## WHAT YOU SHOULD DO
Check every line below for the word "thành" and copy the ones that have it.
───── INPUT MATERIAL
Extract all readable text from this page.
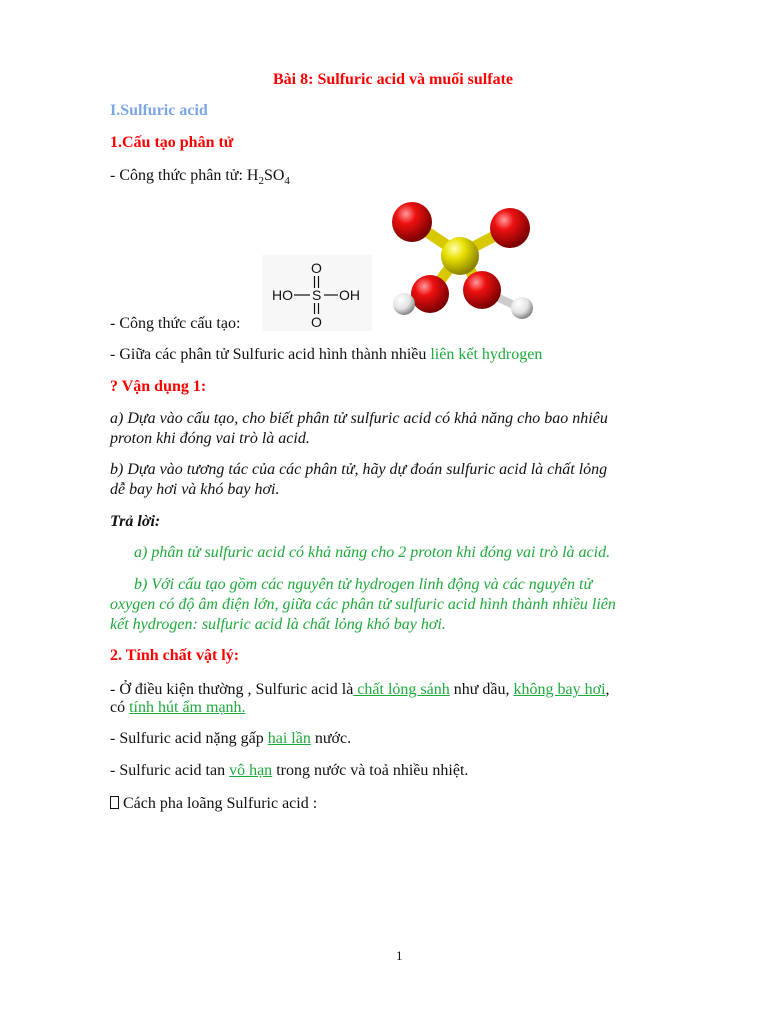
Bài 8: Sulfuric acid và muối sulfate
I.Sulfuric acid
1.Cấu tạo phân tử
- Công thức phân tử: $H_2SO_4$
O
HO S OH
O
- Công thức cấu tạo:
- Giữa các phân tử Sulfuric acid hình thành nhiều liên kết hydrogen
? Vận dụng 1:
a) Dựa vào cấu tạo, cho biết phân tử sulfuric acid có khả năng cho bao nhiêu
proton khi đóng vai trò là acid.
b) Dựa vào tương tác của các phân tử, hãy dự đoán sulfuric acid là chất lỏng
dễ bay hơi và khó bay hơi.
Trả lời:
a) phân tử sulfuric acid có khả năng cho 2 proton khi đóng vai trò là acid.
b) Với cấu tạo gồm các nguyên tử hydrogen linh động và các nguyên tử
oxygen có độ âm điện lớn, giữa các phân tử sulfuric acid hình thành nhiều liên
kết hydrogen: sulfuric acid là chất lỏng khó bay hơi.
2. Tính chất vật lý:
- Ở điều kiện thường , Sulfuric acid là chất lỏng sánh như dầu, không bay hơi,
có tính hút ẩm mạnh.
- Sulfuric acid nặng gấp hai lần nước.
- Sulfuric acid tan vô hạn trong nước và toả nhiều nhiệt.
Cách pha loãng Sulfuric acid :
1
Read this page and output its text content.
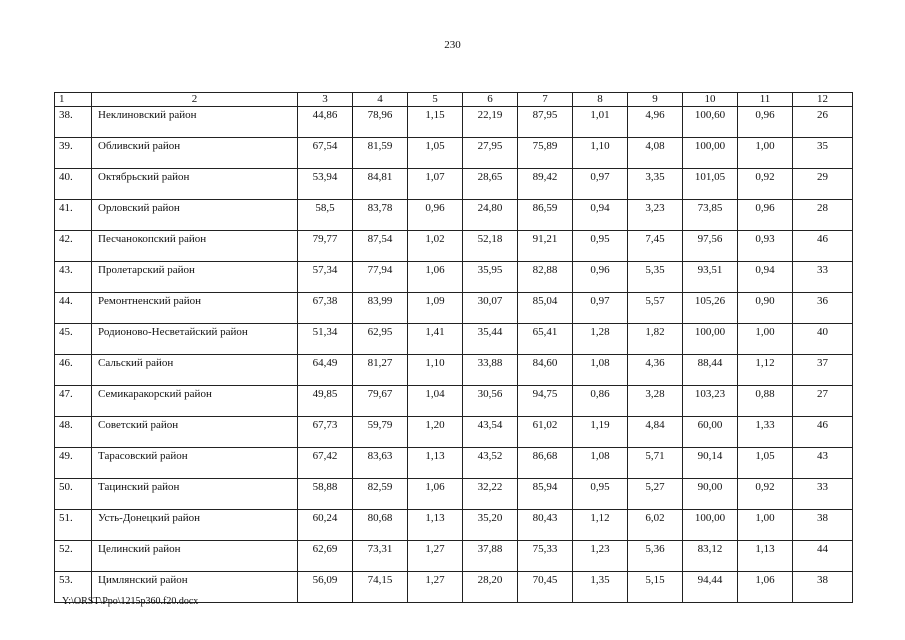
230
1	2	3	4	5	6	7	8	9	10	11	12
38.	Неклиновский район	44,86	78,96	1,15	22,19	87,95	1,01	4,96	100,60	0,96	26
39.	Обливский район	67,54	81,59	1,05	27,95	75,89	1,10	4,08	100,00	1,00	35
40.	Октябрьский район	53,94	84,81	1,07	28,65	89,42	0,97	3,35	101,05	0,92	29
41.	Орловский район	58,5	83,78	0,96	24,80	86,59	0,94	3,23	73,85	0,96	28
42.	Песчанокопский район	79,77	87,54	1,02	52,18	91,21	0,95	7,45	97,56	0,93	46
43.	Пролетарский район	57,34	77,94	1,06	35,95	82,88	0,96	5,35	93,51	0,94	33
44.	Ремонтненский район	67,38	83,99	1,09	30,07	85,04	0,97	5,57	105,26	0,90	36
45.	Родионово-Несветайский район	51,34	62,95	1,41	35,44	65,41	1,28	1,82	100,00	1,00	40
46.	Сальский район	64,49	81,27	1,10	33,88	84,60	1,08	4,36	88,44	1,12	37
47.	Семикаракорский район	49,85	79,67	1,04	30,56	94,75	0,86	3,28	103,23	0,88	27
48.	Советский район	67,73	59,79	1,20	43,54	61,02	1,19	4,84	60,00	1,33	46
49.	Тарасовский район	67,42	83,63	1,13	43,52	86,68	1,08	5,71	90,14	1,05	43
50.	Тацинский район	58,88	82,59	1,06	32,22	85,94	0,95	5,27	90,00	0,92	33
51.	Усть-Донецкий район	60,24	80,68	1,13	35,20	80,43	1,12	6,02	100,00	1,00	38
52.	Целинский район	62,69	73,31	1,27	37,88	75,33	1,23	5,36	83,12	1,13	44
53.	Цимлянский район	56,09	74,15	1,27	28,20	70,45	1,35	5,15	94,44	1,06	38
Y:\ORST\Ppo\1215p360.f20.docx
──────────
## SOLUTION TO THIS PROBLEM
- Giữa các phân tử Sulfuric acid hình thành nhiều liên kết hydrogen
oxygen có độ âm điện lớn, giữa các phân tử sulfuric acid hình thành nhiều liên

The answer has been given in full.